■ **DATA LISTING**:
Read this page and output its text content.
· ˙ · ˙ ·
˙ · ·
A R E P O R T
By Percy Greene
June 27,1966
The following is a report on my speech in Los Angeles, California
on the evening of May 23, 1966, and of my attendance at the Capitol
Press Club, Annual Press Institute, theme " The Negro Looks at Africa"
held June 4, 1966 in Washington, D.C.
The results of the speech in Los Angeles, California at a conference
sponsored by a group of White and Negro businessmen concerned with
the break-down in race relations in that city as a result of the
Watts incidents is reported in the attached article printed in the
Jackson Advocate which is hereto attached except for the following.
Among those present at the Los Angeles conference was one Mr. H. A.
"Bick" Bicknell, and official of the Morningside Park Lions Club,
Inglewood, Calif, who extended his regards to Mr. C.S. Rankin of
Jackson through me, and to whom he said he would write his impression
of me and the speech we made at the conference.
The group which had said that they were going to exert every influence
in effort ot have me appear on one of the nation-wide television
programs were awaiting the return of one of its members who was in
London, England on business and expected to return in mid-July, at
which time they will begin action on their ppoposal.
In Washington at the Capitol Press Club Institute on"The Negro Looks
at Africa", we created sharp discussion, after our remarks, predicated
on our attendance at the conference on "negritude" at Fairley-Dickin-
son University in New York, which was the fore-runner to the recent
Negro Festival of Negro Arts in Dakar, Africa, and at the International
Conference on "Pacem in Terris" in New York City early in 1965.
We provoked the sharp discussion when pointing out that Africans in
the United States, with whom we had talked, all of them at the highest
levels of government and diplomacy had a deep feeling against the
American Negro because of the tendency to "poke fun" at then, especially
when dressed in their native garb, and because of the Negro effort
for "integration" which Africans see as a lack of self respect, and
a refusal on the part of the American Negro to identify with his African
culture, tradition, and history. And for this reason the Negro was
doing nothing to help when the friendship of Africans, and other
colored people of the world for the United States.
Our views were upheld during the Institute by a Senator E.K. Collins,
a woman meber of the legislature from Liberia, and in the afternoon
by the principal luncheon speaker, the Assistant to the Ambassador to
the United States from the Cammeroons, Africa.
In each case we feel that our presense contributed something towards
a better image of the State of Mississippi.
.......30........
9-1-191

■ **SHORT EXERCISE**: Reproduce the listing in full. Keep it exactly as written.

■ **RESPONSE FOR THIS EXERCISE**:
Read this page and output its text content.
· ˙ · ˙ ·
˙ · ·
A R E P O R T
By Percy Greene
June 27,1966
The following is a report on my speech in Los Angeles, California
on the evening of May 23, 1966, and of my attendance at the Capitol
Press Club, Annual Press Institute, theme " The Negro Looks at Africa"
held June 4, 1966 in Washington, D.C.
The results of the speech in Los Angeles, California at a conference
sponsored by a group of White and Negro businessmen concerned with
the break-down in race relations in that city as a result of the
Watts incidents is reported in the attached article printed in the
Jackson Advocate which is hereto attached except for the following.
Among those present at the Los Angeles conference was one Mr. H. A.
"Bick" Bicknell, and official of the Morningside Park Lions Club,
Inglewood, Calif, who extended his regards to Mr. C.S. Rankin of
Jackson through me, and to whom he said he would write his impression
of me and the speech we made at the conference.
The group which had said that they were going to exert every influence
in effort ot have me appear on one of the nation-wide television
programs were awaiting the return of one of its members who was in
London, England on business and expected to return in mid-July, at
which time they will begin action on their ppoposal.
In Washington at the Capitol Press Club Institute on"The Negro Looks
at Africa", we created sharp discussion, after our remarks, predicated
on our attendance at the conference on "negritude" at Fairley-Dickin-
son University in New York, which was the fore-runner to the recent
Negro Festival of Negro Arts in Dakar, Africa, and at the International
Conference on "Pacem in Terris" in New York City early in 1965.
We provoked the sharp discussion when pointing out that Africans in
the United States, with whom we had talked, all of them at the highest
levels of government and diplomacy had a deep feeling against the
American Negro because of the tendency to "poke fun" at then, especially
when dressed in their native garb, and because of the Negro effort
for "integration" which Africans see as a lack of self respect, and
a refusal on the part of the American Negro to identify with his African
culture, tradition, and history. And for this reason the Negro was
doing nothing to help when the friendship of Africans, and other
colored people of the world for the United States.
Our views were upheld during the Institute by a Senator E.K. Collins,
a woman meber of the legislature from Liberia, and in the afternoon
by the principal luncheon speaker, the Assistant to the Ambassador to
the United States from the Cammeroons, Africa.
In each case we feel that our presense contributed something towards
a better image of the State of Mississippi.
.......30........
9-1-191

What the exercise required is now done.